Print the listing below in its entirety, character for character.

═════ Exercise material ═════

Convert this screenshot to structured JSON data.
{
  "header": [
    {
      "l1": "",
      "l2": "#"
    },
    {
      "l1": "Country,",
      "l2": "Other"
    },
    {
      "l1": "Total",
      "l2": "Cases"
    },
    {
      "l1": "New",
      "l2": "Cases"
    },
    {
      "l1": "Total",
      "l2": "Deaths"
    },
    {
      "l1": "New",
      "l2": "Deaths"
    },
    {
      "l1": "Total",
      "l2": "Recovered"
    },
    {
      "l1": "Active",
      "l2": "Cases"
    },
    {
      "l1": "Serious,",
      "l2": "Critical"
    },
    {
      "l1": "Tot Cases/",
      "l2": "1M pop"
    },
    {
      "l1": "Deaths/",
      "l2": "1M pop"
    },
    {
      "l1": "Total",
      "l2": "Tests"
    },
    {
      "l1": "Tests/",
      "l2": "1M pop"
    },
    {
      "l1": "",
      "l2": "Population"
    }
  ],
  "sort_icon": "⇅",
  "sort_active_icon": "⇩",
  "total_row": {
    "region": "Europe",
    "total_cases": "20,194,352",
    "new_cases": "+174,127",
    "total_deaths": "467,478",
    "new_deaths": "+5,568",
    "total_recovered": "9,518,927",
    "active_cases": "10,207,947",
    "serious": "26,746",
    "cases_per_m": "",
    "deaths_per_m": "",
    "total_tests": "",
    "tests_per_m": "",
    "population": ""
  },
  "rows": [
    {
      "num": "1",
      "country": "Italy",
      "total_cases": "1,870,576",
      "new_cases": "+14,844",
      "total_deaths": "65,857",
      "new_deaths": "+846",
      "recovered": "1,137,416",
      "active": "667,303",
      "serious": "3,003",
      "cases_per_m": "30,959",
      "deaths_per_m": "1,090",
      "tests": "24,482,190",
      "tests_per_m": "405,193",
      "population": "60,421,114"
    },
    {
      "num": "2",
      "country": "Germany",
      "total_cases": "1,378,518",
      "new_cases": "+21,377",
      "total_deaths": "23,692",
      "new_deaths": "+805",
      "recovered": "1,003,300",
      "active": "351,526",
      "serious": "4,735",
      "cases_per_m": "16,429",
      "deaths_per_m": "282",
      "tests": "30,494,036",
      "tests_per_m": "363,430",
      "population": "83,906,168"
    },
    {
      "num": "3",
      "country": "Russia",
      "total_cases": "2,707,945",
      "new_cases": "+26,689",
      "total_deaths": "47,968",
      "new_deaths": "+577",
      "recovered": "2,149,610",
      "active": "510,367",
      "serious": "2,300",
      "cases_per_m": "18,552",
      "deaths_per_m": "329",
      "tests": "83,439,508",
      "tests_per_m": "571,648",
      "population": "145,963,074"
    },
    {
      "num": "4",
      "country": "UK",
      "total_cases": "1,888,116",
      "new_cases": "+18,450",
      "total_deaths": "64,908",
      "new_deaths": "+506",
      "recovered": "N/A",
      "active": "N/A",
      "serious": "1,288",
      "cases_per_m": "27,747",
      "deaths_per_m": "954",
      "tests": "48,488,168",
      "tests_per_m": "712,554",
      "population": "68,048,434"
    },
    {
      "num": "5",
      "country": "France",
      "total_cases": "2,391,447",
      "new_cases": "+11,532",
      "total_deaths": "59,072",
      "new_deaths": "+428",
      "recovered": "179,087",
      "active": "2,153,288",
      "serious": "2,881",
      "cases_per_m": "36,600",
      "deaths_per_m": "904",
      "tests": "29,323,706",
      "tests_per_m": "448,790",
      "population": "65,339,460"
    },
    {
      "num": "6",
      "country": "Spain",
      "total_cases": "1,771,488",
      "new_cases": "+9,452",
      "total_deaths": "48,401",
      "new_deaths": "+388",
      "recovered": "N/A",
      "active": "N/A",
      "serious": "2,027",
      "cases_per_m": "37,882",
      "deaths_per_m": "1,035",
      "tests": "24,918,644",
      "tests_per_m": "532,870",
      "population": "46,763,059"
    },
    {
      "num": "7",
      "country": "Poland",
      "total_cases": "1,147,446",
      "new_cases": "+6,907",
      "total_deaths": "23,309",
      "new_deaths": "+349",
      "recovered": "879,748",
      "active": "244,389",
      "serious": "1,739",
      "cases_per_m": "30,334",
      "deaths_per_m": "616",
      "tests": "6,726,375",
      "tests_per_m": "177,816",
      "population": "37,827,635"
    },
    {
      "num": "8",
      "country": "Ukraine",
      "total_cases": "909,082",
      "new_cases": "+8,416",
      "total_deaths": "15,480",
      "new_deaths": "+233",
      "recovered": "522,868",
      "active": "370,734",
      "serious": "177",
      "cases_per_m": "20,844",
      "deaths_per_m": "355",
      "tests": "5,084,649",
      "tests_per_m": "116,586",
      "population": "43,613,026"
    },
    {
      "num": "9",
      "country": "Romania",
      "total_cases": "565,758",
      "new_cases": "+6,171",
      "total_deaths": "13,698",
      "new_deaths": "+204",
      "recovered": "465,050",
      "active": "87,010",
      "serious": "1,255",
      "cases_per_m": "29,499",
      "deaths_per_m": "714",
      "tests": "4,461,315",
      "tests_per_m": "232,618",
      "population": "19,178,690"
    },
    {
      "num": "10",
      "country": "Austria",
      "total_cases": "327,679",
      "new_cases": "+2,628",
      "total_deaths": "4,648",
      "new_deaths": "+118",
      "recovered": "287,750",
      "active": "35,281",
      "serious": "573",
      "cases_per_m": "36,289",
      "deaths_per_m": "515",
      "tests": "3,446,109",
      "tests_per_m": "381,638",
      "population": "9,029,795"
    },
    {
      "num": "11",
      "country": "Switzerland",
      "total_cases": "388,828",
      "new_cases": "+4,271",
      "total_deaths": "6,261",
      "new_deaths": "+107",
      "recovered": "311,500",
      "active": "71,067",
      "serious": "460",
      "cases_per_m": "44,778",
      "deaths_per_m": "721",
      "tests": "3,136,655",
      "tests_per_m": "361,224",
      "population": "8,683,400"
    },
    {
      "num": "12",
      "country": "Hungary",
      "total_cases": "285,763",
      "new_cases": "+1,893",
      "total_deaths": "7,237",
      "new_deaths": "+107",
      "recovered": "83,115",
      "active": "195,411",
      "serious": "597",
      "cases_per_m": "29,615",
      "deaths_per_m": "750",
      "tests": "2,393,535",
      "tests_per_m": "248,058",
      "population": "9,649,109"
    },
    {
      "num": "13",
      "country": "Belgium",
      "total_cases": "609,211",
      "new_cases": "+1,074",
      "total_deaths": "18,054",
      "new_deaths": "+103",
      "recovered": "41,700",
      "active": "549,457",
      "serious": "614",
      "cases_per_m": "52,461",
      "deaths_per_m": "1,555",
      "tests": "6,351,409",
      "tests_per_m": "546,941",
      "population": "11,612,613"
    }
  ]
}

═════

Response to this task →
Convert this screenshot to structured JSON data.
{
  "header": [
    {
      "l1": "",
      "l2": "#"
    },
    {
      "l1": "Country,",
      "l2": "Other"
    },
    {
      "l1": "Total",
      "l2": "Cases"
    },
    {
      "l1": "New",
      "l2": "Cases"
    },
    {
      "l1": "Total",
      "l2": "Deaths"
    },
    {
      "l1": "New",
      "l2": "Deaths"
    },
    {
      "l1": "Total",
      "l2": "Recovered"
    },
    {
      "l1": "Active",
      "l2": "Cases"
    },
    {
      "l1": "Serious,",
      "l2": "Critical"
    },
    {
      "l1": "Tot Cases/",
      "l2": "1M pop"
    },
    {
      "l1": "Deaths/",
      "l2": "1M pop"
    },
    {
      "l1": "Total",
      "l2": "Tests"
    },
    {
      "l1": "Tests/",
      "l2": "1M pop"
    },
    {
      "l1": "",
      "l2": "Population"
    }
  ],
  "sort_icon": "⇅",
  "sort_active_icon": "⇩",
  "total_row": {
    "region": "Europe",
    "total_cases": "20,194,352",
    "new_cases": "+174,127",
    "total_deaths": "467,478",
    "new_deaths": "+5,568",
    "total_recovered": "9,518,927",
    "active_cases": "10,207,947",
    "serious": "26,746",
    "cases_per_m": "",
    "deaths_per_m": "",
    "total_tests": "",
    "tests_per_m": "",
    "population": ""
  },
  "rows": [
    {
      "num": "1",
      "country": "Italy",
      "total_cases": "1,870,576",
      "new_cases": "+14,844",
      "total_deaths": "65,857",
      "new_deaths": "+846",
      "recovered": "1,137,416",
      "active": "667,303",
      "serious": "3,003",
      "cases_per_m": "30,959",
      "deaths_per_m": "1,090",
      "tests": "24,482,190",
      "tests_per_m": "405,193",
      "population": "60,421,114"
    },
    {
      "num": "2",
      "country": "Germany",
      "total_cases": "1,378,518",
      "new_cases": "+21,377",
      "total_deaths": "23,692",
      "new_deaths": "+805",
      "recovered": "1,003,300",
      "active": "351,526",
      "serious": "4,735",
      "cases_per_m": "16,429",
      "deaths_per_m": "282",
      "tests": "30,494,036",
      "tests_per_m": "363,430",
      "population": "83,906,168"
    },
    {
      "num": "3",
      "country": "Russia",
      "total_cases": "2,707,945",
      "new_cases": "+26,689",
      "total_deaths": "47,968",
      "new_deaths": "+577",
      "recovered": "2,149,610",
      "active": "510,367",
      "serious": "2,300",
      "cases_per_m": "18,552",
      "deaths_per_m": "329",
      "tests": "83,439,508",
      "tests_per_m": "571,648",
      "population": "145,963,074"
    },
    {
      "num": "4",
      "country": "UK",
      "total_cases": "1,888,116",
      "new_cases": "+18,450",
      "total_deaths": "64,908",
      "new_deaths": "+506",
      "recovered": "N/A",
      "active": "N/A",
      "serious": "1,288",
      "cases_per_m": "27,747",
      "deaths_per_m": "954",
      "tests": "48,488,168",
      "tests_per_m": "712,554",
      "population": "68,048,434"
    },
    {
      "num": "5",
      "country": "France",
      "total_cases": "2,391,447",
      "new_cases": "+11,532",
      "total_deaths": "59,072",
      "new_deaths": "+428",
      "recovered": "179,087",
      "active": "2,153,288",
      "serious": "2,881",
      "cases_per_m": "36,600",
      "deaths_per_m": "904",
      "tests": "29,323,706",
      "tests_per_m": "448,790",
      "population": "65,339,460"
    },
    {
      "num": "6",
      "country": "Spain",
      "total_cases": "1,771,488",
      "new_cases": "+9,452",
      "total_deaths": "48,401",
      "new_deaths": "+388",
      "recovered": "N/A",
      "active": "N/A",
      "serious": "2,027",
      "cases_per_m": "37,882",
      "deaths_per_m": "1,035",
      "tests": "24,918,644",
      "tests_per_m": "532,870",
      "population": "46,763,059"
    },
    {
      "num": "7",
      "country": "Poland",
      "total_cases": "1,147,446",
      "new_cases": "+6,907",
      "total_deaths": "23,309",
      "new_deaths": "+349",
      "recovered": "879,748",
      "active": "244,389",
      "serious": "1,739",
      "cases_per_m": "30,334",
      "deaths_per_m": "616",
      "tests": "6,726,375",
      "tests_per_m": "177,816",
      "population": "37,827,635"
    },
    {
      "num": "8",
      "country": "Ukraine",
      "total_cases": "909,082",
      "new_cases": "+8,416",
      "total_deaths": "15,480",
      "new_deaths": "+233",
      "recovered": "522,868",
      "active": "370,734",
      "serious": "177",
      "cases_per_m": "20,844",
      "deaths_per_m": "355",
      "tests": "5,084,649",
      "tests_per_m": "116,586",
      "population": "43,613,026"
    },
    {
      "num": "9",
      "country": "Romania",
      "total_cases": "565,758",
      "new_cases": "+6,171",
      "total_deaths": "13,698",
      "new_deaths": "+204",
      "recovered": "465,050",
      "active": "87,010",
      "serious": "1,255",
      "cases_per_m": "29,499",
      "deaths_per_m": "714",
      "tests": "4,461,315",
      "tests_per_m": "232,618",
      "population": "19,178,690"
    },
    {
      "num": "10",
      "country": "Austria",
      "total_cases": "327,679",
      "new_cases": "+2,628",
      "total_deaths": "4,648",
      "new_deaths": "+118",
      "recovered": "287,750",
      "active": "35,281",
      "serious": "573",
      "cases_per_m": "36,289",
      "deaths_per_m": "515",
      "tests": "3,446,109",
      "tests_per_m": "381,638",
      "population": "9,029,795"
    },
    {
      "num": "11",
      "country": "Switzerland",
      "total_cases": "388,828",
      "new_cases": "+4,271",
      "total_deaths": "6,261",
      "new_deaths": "+107",
      "recovered": "311,500",
      "active": "71,067",
      "serious": "460",
      "cases_per_m": "44,778",
      "deaths_per_m": "721",
      "tests": "3,136,655",
      "tests_per_m": "361,224",
      "population": "8,683,400"
    },
    {
      "num": "12",
      "country": "Hungary",
      "total_cases": "285,763",
      "new_cases": "+1,893",
      "total_deaths": "7,237",
      "new_deaths": "+107",
      "recovered": "83,115",
      "active": "195,411",
      "serious": "597",
      "cases_per_m": "29,615",
      "deaths_per_m": "750",
      "tests": "2,393,535",
      "tests_per_m": "248,058",
      "population": "9,649,109"
    },
    {
      "num": "13",
      "country": "Belgium",
      "total_cases": "609,211",
      "new_cases": "+1,074",
      "total_deaths": "18,054",
      "new_deaths": "+103",
      "recovered": "41,700",
      "active": "549,457",
      "serious": "614",
      "cases_per_m": "52,461",
      "deaths_per_m": "1,555",
      "tests": "6,351,409",
      "tests_per_m": "546,941",
      "population": "11,612,613"
    }
  ]
}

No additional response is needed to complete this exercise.